## Data entries
-- START --

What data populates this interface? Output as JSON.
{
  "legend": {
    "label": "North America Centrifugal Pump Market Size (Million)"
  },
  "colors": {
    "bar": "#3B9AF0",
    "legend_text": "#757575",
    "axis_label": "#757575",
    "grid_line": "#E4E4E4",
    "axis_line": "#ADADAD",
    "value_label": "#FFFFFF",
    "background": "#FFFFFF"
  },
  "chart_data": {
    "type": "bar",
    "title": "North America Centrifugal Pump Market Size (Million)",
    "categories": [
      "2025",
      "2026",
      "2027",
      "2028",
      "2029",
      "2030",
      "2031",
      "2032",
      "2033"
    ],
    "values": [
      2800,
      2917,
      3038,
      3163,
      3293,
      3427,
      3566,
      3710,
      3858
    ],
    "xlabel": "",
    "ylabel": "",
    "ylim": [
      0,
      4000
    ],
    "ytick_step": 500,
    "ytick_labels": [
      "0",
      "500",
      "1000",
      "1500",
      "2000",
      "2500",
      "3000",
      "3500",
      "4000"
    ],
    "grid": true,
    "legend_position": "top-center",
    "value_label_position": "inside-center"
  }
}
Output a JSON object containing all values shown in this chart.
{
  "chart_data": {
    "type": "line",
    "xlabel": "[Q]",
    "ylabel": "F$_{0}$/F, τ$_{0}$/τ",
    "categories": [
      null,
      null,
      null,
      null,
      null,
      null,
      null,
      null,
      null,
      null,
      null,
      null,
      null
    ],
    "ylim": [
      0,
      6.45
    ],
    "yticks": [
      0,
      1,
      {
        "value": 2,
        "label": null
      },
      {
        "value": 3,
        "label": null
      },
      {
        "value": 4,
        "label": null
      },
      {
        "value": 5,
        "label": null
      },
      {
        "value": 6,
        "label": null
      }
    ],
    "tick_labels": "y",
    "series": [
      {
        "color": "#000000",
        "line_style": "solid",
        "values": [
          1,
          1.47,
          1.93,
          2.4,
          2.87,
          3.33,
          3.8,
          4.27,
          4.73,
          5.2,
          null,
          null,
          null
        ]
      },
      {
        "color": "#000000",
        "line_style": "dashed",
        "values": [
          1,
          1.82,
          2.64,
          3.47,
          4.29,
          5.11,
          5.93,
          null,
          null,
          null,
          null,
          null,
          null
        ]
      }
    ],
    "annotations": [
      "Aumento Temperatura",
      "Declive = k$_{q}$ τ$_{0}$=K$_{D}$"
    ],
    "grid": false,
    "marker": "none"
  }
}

-- END --

## Challenge
Search the records for the string "Pump" and return every line in which it occurs.

## Result for this task
    "label": "North America Centrifugal Pump Market Size (Million)"
    "title": "North America Centrifugal Pump Market Size (Million)",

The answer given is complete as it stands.